Dataset entries:
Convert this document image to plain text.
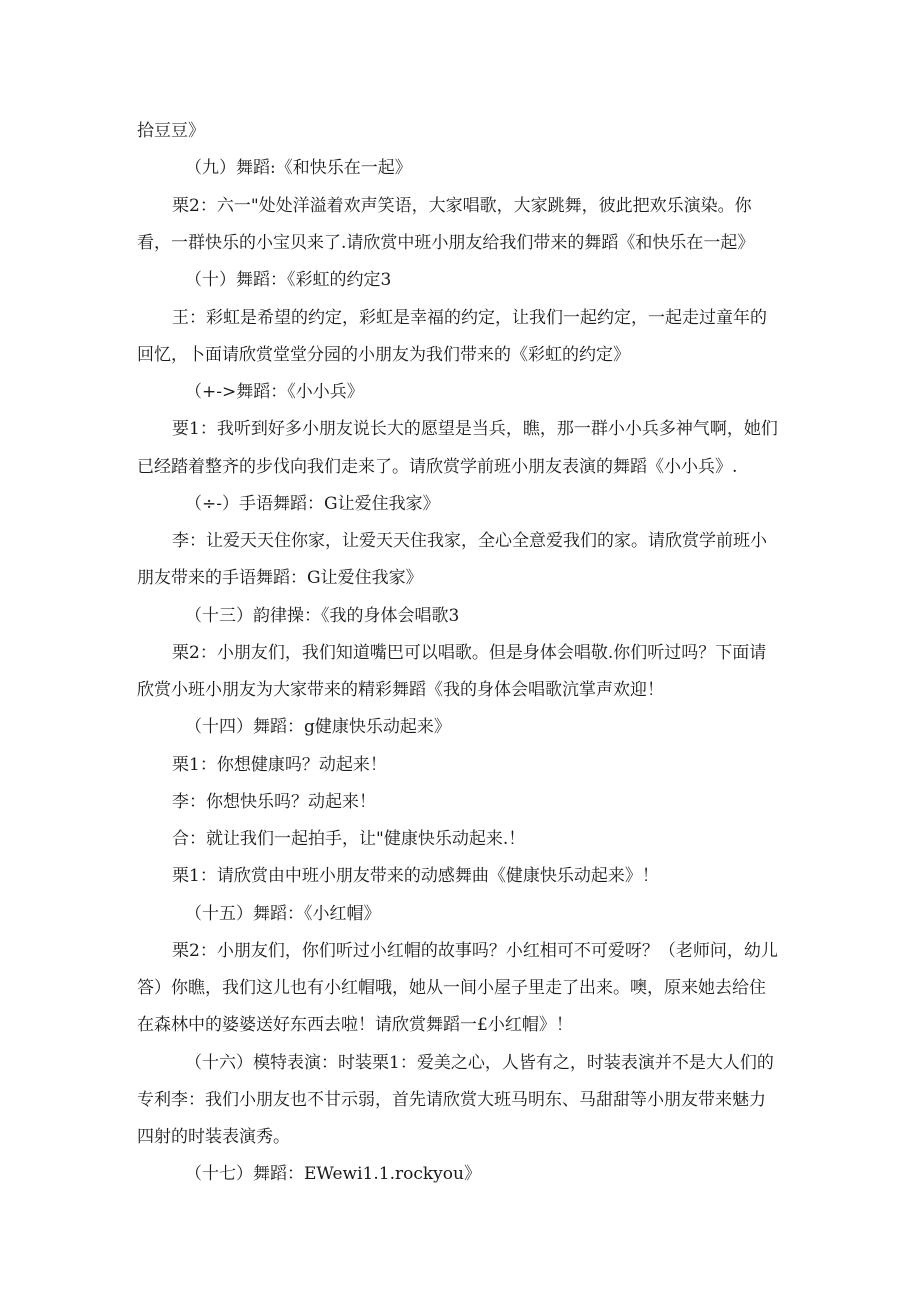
拾豆豆》

（九）舞蹈:《和快乐在一起》

栗2：六一"处处洋溢着欢声笑语，大家唱歌，大家跳舞，彼此把欢乐演染。你

看，一群快乐的小宝贝来了.请欣赏中班小朋友给我们带来的舞蹈《和快乐在一起》

（十）舞蹈：《彩虹的约定3

王：彩虹是希望的约定，彩虹是幸福的约定，让我们一起约定，一起走过童年的

回忆，卜面请欣赏堂堂分园的小朋友为我们带来的《彩虹的约定》

（+->舞蹈：《小小兵》

要1：我听到好多小朋友说长大的愿望是当兵，瞧，那一群小小兵多神气啊，她们

已经踏着整齐的步伐向我们走来了。请欣赏学前班小朋友表演的舞蹈《小小兵》.

（÷-）手语舞蹈：G让爱住我家》

李：让爱天天住你家，让爱天天住我家，全心全意爱我们的家。请欣赏学前班小

朋友带来的手语舞蹈：G让爱住我家》

（十三）韵律操：《我的身体会唱歌3

栗2：小朋友们，我们知道嘴巴可以唱歌。但是身体会唱敬.你们听过吗？下面请

欣赏小班小朋友为大家带来的精彩舞蹈《我的身体会唱歌沆掌声欢迎！

（十四）舞蹈：g健康快乐动起来》

栗1：你想健康吗？动起来！

李：你想快乐吗？动起来！

合：就让我们一起拍手，让"健康快乐动起来.！

栗1：请欣赏由中班小朋友带来的动感舞曲《健康快乐动起来》！

（十五）舞蹈：《小红帽》

栗2：小朋友们，你们听过小红帽的故事吗？小红相可不可爱呀？（老师问，幼儿

答）你瞧，我们这儿也有小红帽哦，她从一间小屋子里走了出来。噢，原来她去给住

在森林中的婆婆送好东西去啦！请欣赏舞蹈一£小红帽》！

（十六）模特表演：时装栗1：爱美之心，人皆有之，时装表演并不是大人们的

专利李：我们小朋友也不甘示弱，首先请欣赏大班马明东、马甜甜等小朋友带来魅力

四射的时装表演秀。

（十七）舞蹈：EWewi1.1.rockyou》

• [DIRECTIONS]:
Where a line above contains the word "小朋友们", copy that line.

• [EXERCISE RESPONSE]:
栗2：小朋友们，我们知道嘴巴可以唱歌。但是身体会唱敬.你们听过吗？下面请
栗2：小朋友们，你们听过小红帽的故事吗？小红相可不可爱呀？（老师问，幼儿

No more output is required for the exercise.